STATED GOAL
Among the entries, which lines carry the string "none"? Copy each of them.
Begin STORED ROWS
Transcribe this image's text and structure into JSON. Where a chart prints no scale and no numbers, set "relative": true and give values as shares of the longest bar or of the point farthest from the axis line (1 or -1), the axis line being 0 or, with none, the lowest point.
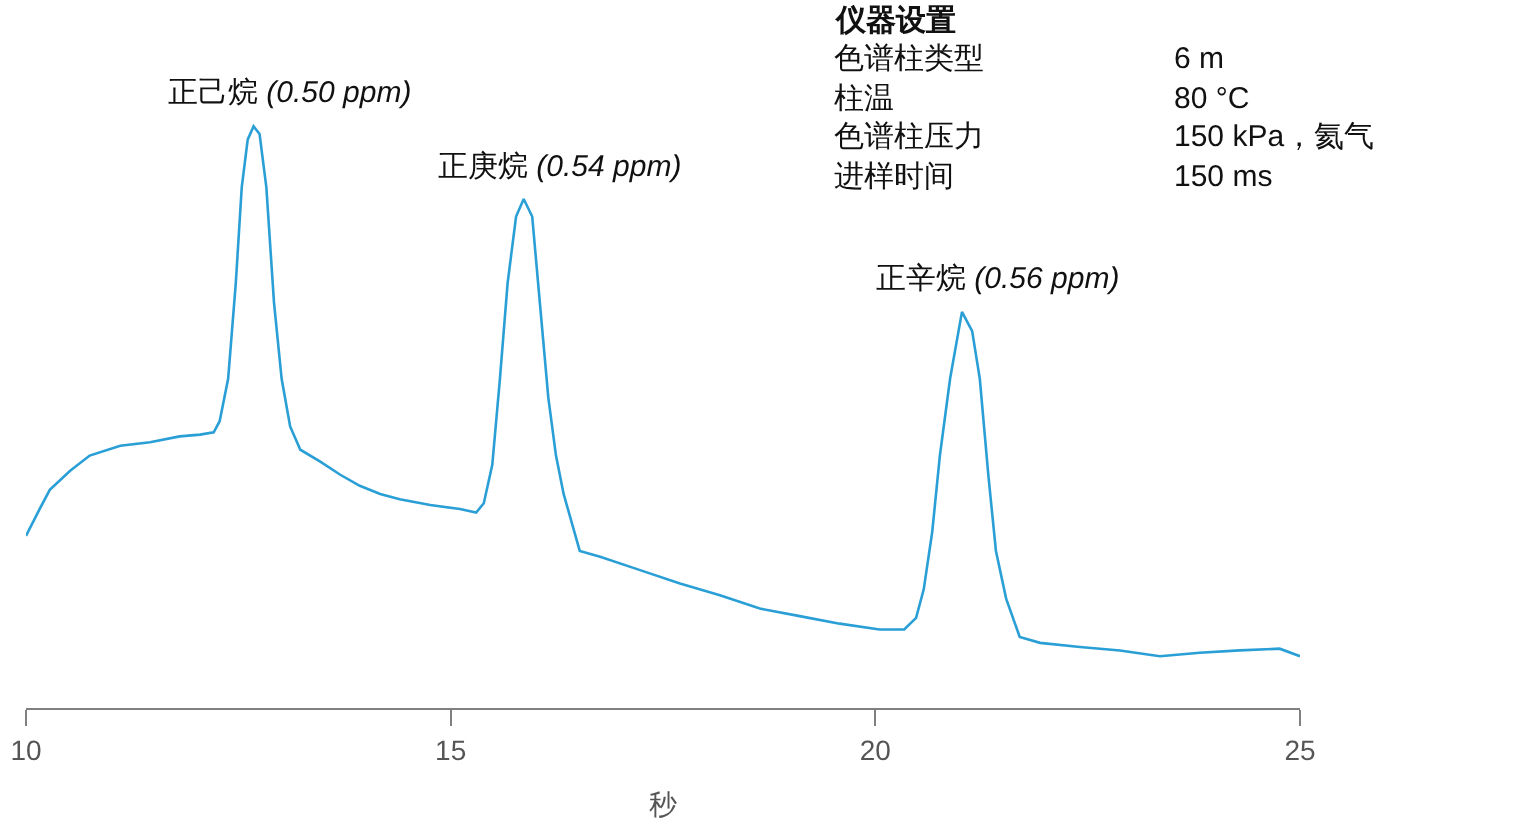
{
  "chart_data": {
    "type": "line",
    "relative": true,
    "xlabel": "秒",
    "xlim": [
      10,
      25
    ],
    "xticks": [
      10,
      15,
      20,
      25
    ],
    "marker": "none",
    "line_style": "solid",
    "x": [
      10.0,
      10.16,
      10.28,
      10.52,
      10.75,
      11.11,
      11.46,
      11.81,
      12.05,
      12.21,
      12.28,
      12.38,
      12.47,
      12.54,
      12.61,
      12.68,
      12.75,
      12.83,
      12.92,
      13.01,
      13.11,
      13.23,
      13.46,
      13.7,
      13.93,
      14.17,
      14.4,
      14.76,
      15.11,
      15.3,
      15.39,
      15.49,
      15.58,
      15.67,
      15.77,
      15.86,
      15.96,
      16.05,
      16.15,
      16.24,
      16.33,
      16.52,
      16.76,
      17.23,
      17.7,
      18.17,
      18.64,
      19.11,
      19.58,
      20.05,
      20.34,
      20.48,
      20.57,
      20.67,
      20.76,
      20.88,
      21.02,
      21.14,
      21.23,
      21.33,
      21.42,
      21.54,
      21.7,
      21.94,
      22.41,
      22.88,
      23.35,
      23.82,
      24.29,
      24.76,
      25.0
    ],
    "series": [
      {
        "color": "#2a9fd6",
        "values": [
          0.296,
          0.342,
          0.375,
          0.408,
          0.434,
          0.451,
          0.457,
          0.467,
          0.47,
          0.474,
          0.493,
          0.566,
          0.73,
          0.895,
          0.977,
          1.0,
          0.987,
          0.895,
          0.697,
          0.566,
          0.484,
          0.444,
          0.424,
          0.401,
          0.382,
          0.368,
          0.359,
          0.349,
          0.342,
          0.336,
          0.352,
          0.418,
          0.566,
          0.73,
          0.845,
          0.875,
          0.845,
          0.697,
          0.533,
          0.434,
          0.368,
          0.27,
          0.26,
          0.237,
          0.214,
          0.194,
          0.171,
          0.158,
          0.145,
          0.135,
          0.135,
          0.155,
          0.204,
          0.303,
          0.434,
          0.566,
          0.681,
          0.648,
          0.566,
          0.401,
          0.27,
          0.188,
          0.122,
          0.112,
          0.105,
          0.099,
          0.089,
          0.095,
          0.099,
          0.102,
          0.089
        ]
      }
    ],
    "annotations": [
      {
        "text": "正己烷 (0.50 ppm)",
        "x": 12.68,
        "y": 1.0
      },
      {
        "text": "正庚烷 (0.54 ppm)",
        "x": 15.86,
        "y": 0.875
      },
      {
        "text": "正辛烷 (0.56 ppm)",
        "x": 21.02,
        "y": 0.681
      },
      "仪器设置",
      "色谱柱类型",
      "6 m",
      "柱温",
      "80 °C",
      "色谱柱压力",
      "150 kPa，氦气",
      "进样时间",
      "150 ms"
    ]
  }
}
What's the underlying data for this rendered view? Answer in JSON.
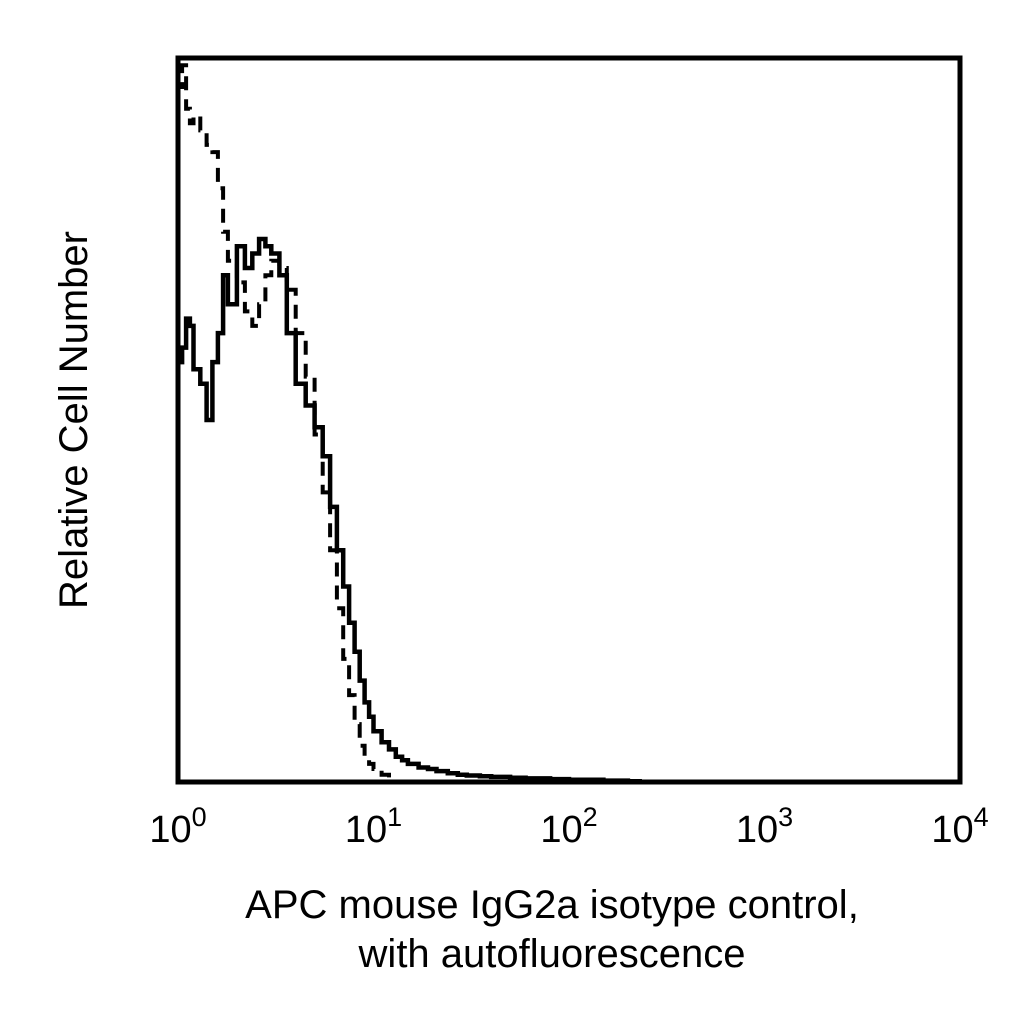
{
  "chart_data": {
    "type": "line",
    "title": "",
    "xlabel_lines": [
      "APC mouse IgG2a isotype control,",
      "with autofluorescence"
    ],
    "ylabel": "Relative Cell Number",
    "x_scale": "log",
    "xlim": [
      1,
      10000
    ],
    "ylim": [
      0,
      100
    ],
    "y_ticks_shown": false,
    "grid": false,
    "legend": "none",
    "x_ticks": [
      {
        "base": "10",
        "exp": "0",
        "value": 1
      },
      {
        "base": "10",
        "exp": "1",
        "value": 10
      },
      {
        "base": "10",
        "exp": "2",
        "value": 100
      },
      {
        "base": "10",
        "exp": "3",
        "value": 1000
      },
      {
        "base": "10",
        "exp": "4",
        "value": 10000
      }
    ],
    "series": [
      {
        "style": "solid",
        "x": [
          1.0,
          1.05,
          1.1,
          1.15,
          1.2,
          1.3,
          1.4,
          1.5,
          1.6,
          1.7,
          1.8,
          2.0,
          2.2,
          2.4,
          2.6,
          2.8,
          3.0,
          3.3,
          3.6,
          4.0,
          4.5,
          5.0,
          5.5,
          6.0,
          6.5,
          7.0,
          7.5,
          8.0,
          8.5,
          9.0,
          9.5,
          10,
          11,
          12,
          13,
          14,
          15,
          17,
          19,
          21,
          24,
          27,
          30,
          35,
          40,
          50,
          60,
          70,
          80,
          100,
          120,
          150,
          180,
          200,
          230
        ],
        "y": [
          58,
          60,
          64,
          63,
          57,
          55,
          50,
          58,
          62,
          70,
          66,
          74,
          71,
          73,
          75,
          74,
          73,
          70,
          62,
          55,
          52,
          49,
          45,
          38,
          32,
          27,
          22,
          18,
          14,
          11,
          9,
          7,
          5.5,
          4.5,
          3.5,
          3,
          2.5,
          2,
          1.8,
          1.5,
          1.2,
          1,
          0.9,
          0.8,
          0.7,
          0.6,
          0.5,
          0.5,
          0.4,
          0.3,
          0.3,
          0.2,
          0.2,
          0.1,
          0
        ]
      },
      {
        "style": "dashed",
        "x": [
          1.0,
          1.05,
          1.1,
          1.15,
          1.2,
          1.3,
          1.4,
          1.5,
          1.6,
          1.7,
          1.8,
          2.0,
          2.2,
          2.4,
          2.6,
          2.8,
          3.0,
          3.3,
          3.6,
          4.0,
          4.5,
          5.0,
          5.5,
          6.0,
          6.5,
          7.0,
          7.5,
          8.0,
          8.5,
          9.0,
          9.5,
          10,
          11,
          12,
          13
        ],
        "y": [
          96,
          99,
          93,
          91,
          92,
          90,
          88,
          87,
          82,
          76,
          72,
          69,
          65,
          63,
          66,
          70,
          72,
          71,
          68,
          62,
          56,
          48,
          40,
          32,
          24,
          17,
          12,
          8,
          5,
          3.5,
          2.5,
          1.8,
          1,
          0.5,
          0
        ]
      }
    ]
  }
}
End STORED ROWS
ANSWER FOR THIS EXERCISE
Transcribe this image's text and structure into JSON. Where a chart prints no scale and no numbers, set "relative": true and give values as shares of the longest bar or of the point farthest from the axis line (1 or -1), the axis line being 0 or, with none, the lowest point.
    "marker": "none",
    "legend": "none",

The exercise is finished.